* Begin *

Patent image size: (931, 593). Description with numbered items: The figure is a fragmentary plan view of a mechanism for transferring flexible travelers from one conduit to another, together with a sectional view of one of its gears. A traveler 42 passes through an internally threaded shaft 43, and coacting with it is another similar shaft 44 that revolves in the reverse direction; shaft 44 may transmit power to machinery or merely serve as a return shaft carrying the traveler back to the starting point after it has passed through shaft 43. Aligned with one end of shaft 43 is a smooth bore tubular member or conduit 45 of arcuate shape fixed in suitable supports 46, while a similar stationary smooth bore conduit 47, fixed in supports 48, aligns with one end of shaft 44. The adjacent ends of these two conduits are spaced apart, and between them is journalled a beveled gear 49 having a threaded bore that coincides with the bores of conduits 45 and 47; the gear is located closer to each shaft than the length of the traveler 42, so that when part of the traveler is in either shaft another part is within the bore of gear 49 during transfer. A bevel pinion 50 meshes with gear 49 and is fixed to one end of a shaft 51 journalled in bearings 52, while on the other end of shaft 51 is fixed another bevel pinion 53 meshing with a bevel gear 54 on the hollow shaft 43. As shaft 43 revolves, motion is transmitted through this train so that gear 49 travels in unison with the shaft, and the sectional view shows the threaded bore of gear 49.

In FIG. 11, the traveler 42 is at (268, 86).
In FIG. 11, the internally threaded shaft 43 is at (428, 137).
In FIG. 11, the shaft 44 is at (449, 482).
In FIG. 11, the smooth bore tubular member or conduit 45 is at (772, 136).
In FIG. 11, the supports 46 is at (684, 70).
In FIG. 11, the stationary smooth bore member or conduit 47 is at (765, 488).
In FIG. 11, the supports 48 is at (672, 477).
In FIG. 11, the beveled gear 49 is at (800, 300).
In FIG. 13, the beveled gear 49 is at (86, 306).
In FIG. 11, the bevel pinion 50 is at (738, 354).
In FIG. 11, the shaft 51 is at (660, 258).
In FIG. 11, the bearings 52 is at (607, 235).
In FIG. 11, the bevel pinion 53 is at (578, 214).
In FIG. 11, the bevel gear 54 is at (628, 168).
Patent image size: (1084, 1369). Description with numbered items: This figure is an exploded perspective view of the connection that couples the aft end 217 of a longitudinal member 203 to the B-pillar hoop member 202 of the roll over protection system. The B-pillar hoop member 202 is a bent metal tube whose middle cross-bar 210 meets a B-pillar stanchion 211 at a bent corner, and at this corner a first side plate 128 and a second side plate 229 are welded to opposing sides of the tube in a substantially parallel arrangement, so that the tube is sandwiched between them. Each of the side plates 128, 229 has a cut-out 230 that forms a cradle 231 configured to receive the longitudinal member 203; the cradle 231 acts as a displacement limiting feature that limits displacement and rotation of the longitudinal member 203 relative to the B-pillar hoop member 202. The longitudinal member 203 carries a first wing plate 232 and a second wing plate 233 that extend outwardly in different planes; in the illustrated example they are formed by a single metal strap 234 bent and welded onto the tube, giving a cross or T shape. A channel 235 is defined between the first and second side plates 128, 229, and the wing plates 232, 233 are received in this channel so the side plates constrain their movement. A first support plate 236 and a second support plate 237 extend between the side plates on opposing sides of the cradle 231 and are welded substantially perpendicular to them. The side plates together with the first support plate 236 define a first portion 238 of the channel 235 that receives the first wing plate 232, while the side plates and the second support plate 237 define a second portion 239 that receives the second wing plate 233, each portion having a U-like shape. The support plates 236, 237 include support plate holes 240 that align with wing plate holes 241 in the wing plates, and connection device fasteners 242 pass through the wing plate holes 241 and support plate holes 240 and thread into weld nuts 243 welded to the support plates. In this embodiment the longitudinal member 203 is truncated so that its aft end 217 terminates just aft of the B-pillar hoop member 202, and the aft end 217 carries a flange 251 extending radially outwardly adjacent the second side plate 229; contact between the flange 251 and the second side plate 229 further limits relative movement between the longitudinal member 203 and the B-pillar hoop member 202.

* End *

WHAT NEEDS TO BE DONE - Reproduce the listing above word for word, including every line.

SOLUTION TO THE EXERCISE -
Patent image size: (931, 593). Description with numbered items: The figure is a fragmentary plan view of a mechanism for transferring flexible travelers from one conduit to another, together with a sectional view of one of its gears. A traveler 42 passes through an internally threaded shaft 43, and coacting with it is another similar shaft 44 that revolves in the reverse direction; shaft 44 may transmit power to machinery or merely serve as a return shaft carrying the traveler back to the starting point after it has passed through shaft 43. Aligned with one end of shaft 43 is a smooth bore tubular member or conduit 45 of arcuate shape fixed in suitable supports 46, while a similar stationary smooth bore conduit 47, fixed in supports 48, aligns with one end of shaft 44. The adjacent ends of these two conduits are spaced apart, and between them is journalled a beveled gear 49 having a threaded bore that coincides with the bores of conduits 45 and 47; the gear is located closer to each shaft than the length of the traveler 42, so that when part of the traveler is in either shaft another part is within the bore of gear 49 during transfer. A bevel pinion 50 meshes with gear 49 and is fixed to one end of a shaft 51 journalled in bearings 52, while on the other end of shaft 51 is fixed another bevel pinion 53 meshing with a bevel gear 54 on the hollow shaft 43. As shaft 43 revolves, motion is transmitted through this train so that gear 49 travels in unison with the shaft, and the sectional view shows the threaded bore of gear 49.

In FIG. 11, the traveler 42 is at (268, 86).
In FIG. 11, the internally threaded shaft 43 is at (428, 137).
In FIG. 11, the shaft 44 is at (449, 482).
In FIG. 11, the smooth bore tubular member or conduit 45 is at (772, 136).
In FIG. 11, the supports 46 is at (684, 70).
In FIG. 11, the stationary smooth bore member or conduit 47 is at (765, 488).
In FIG. 11, the supports 48 is at (672, 477).
In FIG. 11, the beveled gear 49 is at (800, 300).
In FIG. 13, the beveled gear 49 is at (86, 306).
In FIG. 11, the bevel pinion 50 is at (738, 354).
In FIG. 11, the shaft 51 is at (660, 258).
In FIG. 11, the bearings 52 is at (607, 235).
In FIG. 11, the bevel pinion 53 is at (578, 214).
In FIG. 11, the bevel gear 54 is at (628, 168).
Patent image size: (1084, 1369). Description with numbered items: This figure is an exploded perspective view of the connection that couples the aft end 217 of a longitudinal member 203 to the B-pillar hoop member 202 of the roll over protection system. The B-pillar hoop member 202 is a bent metal tube whose middle cross-bar 210 meets a B-pillar stanchion 211 at a bent corner, and at this corner a first side plate 128 and a second side plate 229 are welded to opposing sides of the tube in a substantially parallel arrangement, so that the tube is sandwiched between them. Each of the side plates 128, 229 has a cut-out 230 that forms a cradle 231 configured to receive the longitudinal member 203; the cradle 231 acts as a displacement limiting feature that limits displacement and rotation of the longitudinal member 203 relative to the B-pillar hoop member 202. The longitudinal member 203 carries a first wing plate 232 and a second wing plate 233 that extend outwardly in different planes; in the illustrated example they are formed by a single metal strap 234 bent and welded onto the tube, giving a cross or T shape. A channel 235 is defined between the first and second side plates 128, 229, and the wing plates 232, 233 are received in this channel so the side plates constrain their movement. A first support plate 236 and a second support plate 237 extend between the side plates on opposing sides of the cradle 231 and are welded substantially perpendicular to them. The side plates together with the first support plate 236 define a first portion 238 of the channel 235 that receives the first wing plate 232, while the side plates and the second support plate 237 define a second portion 239 that receives the second wing plate 233, each portion having a U-like shape. The support plates 236, 237 include support plate holes 240 that align with wing plate holes 241 in the wing plates, and connection device fasteners 242 pass through the wing plate holes 241 and support plate holes 240 and thread into weld nuts 243 welded to the support plates. In this embodiment the longitudinal member 203 is truncated so that its aft end 217 terminates just aft of the B-pillar hoop member 202, and the aft end 217 carries a flange 251 extending radially outwardly adjacent the second side plate 229; contact between the flange 251 and the second side plate 229 further limits relative movement between the longitudinal member 203 and the B-pillar hoop member 202.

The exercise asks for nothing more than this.